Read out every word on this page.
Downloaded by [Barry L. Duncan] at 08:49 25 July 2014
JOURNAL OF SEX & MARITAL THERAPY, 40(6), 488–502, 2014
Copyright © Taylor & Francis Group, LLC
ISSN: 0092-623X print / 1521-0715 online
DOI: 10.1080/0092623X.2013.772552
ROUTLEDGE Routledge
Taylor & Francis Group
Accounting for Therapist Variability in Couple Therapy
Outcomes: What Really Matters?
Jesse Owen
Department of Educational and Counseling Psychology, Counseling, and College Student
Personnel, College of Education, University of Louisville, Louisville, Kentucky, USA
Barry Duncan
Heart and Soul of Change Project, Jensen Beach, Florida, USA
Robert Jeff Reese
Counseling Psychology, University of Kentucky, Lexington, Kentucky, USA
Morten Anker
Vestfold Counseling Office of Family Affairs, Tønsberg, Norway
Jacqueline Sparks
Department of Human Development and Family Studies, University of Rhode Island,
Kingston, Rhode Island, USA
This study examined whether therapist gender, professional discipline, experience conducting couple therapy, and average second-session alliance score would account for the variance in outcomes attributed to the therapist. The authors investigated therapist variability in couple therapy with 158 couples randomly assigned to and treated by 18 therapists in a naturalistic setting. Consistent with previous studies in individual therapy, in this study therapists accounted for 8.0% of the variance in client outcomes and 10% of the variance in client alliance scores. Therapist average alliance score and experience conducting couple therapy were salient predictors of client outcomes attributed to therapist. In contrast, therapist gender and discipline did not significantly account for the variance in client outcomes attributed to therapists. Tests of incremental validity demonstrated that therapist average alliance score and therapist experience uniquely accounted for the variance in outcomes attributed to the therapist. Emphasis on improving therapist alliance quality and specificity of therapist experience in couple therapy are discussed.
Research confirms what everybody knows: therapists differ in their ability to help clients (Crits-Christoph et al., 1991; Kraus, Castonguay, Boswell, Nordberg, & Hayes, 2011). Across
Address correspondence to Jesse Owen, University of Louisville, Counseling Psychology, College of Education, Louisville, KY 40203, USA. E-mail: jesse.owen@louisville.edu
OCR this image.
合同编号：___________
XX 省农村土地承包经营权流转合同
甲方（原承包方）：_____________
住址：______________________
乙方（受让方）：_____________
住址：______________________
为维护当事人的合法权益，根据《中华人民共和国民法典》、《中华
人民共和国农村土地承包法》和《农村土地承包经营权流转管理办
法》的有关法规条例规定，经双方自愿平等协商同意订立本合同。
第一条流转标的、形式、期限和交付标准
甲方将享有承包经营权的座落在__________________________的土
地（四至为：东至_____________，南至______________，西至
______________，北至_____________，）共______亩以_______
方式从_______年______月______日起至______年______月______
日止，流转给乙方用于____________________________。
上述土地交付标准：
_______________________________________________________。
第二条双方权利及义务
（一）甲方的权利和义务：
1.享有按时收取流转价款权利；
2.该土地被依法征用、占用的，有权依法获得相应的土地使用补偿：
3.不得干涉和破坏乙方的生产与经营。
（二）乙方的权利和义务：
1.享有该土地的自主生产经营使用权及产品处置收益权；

━━━━━━━━━━━━━━━━━━━━━━━━━━━━━━

**Work to do**
Extract the full listing above without alteration.

**Task result**
Read out every word on this page.
Downloaded by [Barry L. Duncan] at 08:49 25 July 2014
JOURNAL OF SEX & MARITAL THERAPY, 40(6), 488–502, 2014
Copyright © Taylor & Francis Group, LLC
ISSN: 0092-623X print / 1521-0715 online
DOI: 10.1080/0092623X.2013.772552
ROUTLEDGE Routledge
Taylor & Francis Group
Accounting for Therapist Variability in Couple Therapy
Outcomes: What Really Matters?
Jesse Owen
Department of Educational and Counseling Psychology, Counseling, and College Student
Personnel, College of Education, University of Louisville, Louisville, Kentucky, USA
Barry Duncan
Heart and Soul of Change Project, Jensen Beach, Florida, USA
Robert Jeff Reese
Counseling Psychology, University of Kentucky, Lexington, Kentucky, USA
Morten Anker
Vestfold Counseling Office of Family Affairs, Tønsberg, Norway
Jacqueline Sparks
Department of Human Development and Family Studies, University of Rhode Island,
Kingston, Rhode Island, USA
This study examined whether therapist gender, professional discipline, experience conducting couple therapy, and average second-session alliance score would account for the variance in outcomes attributed to the therapist. The authors investigated therapist variability in couple therapy with 158 couples randomly assigned to and treated by 18 therapists in a naturalistic setting. Consistent with previous studies in individual therapy, in this study therapists accounted for 8.0% of the variance in client outcomes and 10% of the variance in client alliance scores. Therapist average alliance score and experience conducting couple therapy were salient predictors of client outcomes attributed to therapist. In contrast, therapist gender and discipline did not significantly account for the variance in client outcomes attributed to therapists. Tests of incremental validity demonstrated that therapist average alliance score and therapist experience uniquely accounted for the variance in outcomes attributed to the therapist. Emphasis on improving therapist alliance quality and specificity of therapist experience in couple therapy are discussed.
Research confirms what everybody knows: therapists differ in their ability to help clients (Crits-Christoph et al., 1991; Kraus, Castonguay, Boswell, Nordberg, & Hayes, 2011). Across
Address correspondence to Jesse Owen, University of Louisville, Counseling Psychology, College of Education, Louisville, KY 40203, USA. E-mail: jesse.owen@louisville.edu
OCR this image.
合同编号：___________
XX 省农村土地承包经营权流转合同
甲方（原承包方）：_____________
住址：______________________
乙方（受让方）：_____________
住址：______________________
为维护当事人的合法权益，根据《中华人民共和国民法典》、《中华
人民共和国农村土地承包法》和《农村土地承包经营权流转管理办
法》的有关法规条例规定，经双方自愿平等协商同意订立本合同。
第一条流转标的、形式、期限和交付标准
甲方将享有承包经营权的座落在__________________________的土
地（四至为：东至_____________，南至______________，西至
______________，北至_____________，）共______亩以_______
方式从_______年______月______日起至______年______月______
日止，流转给乙方用于____________________________。
上述土地交付标准：
_______________________________________________________。
第二条双方权利及义务
（一）甲方的权利和义务：
1.享有按时收取流转价款权利；
2.该土地被依法征用、占用的，有权依法获得相应的土地使用补偿：
3.不得干涉和破坏乙方的生产与经营。
（二）乙方的权利和义务：
1.享有该土地的自主生产经营使用权及产品处置收益权；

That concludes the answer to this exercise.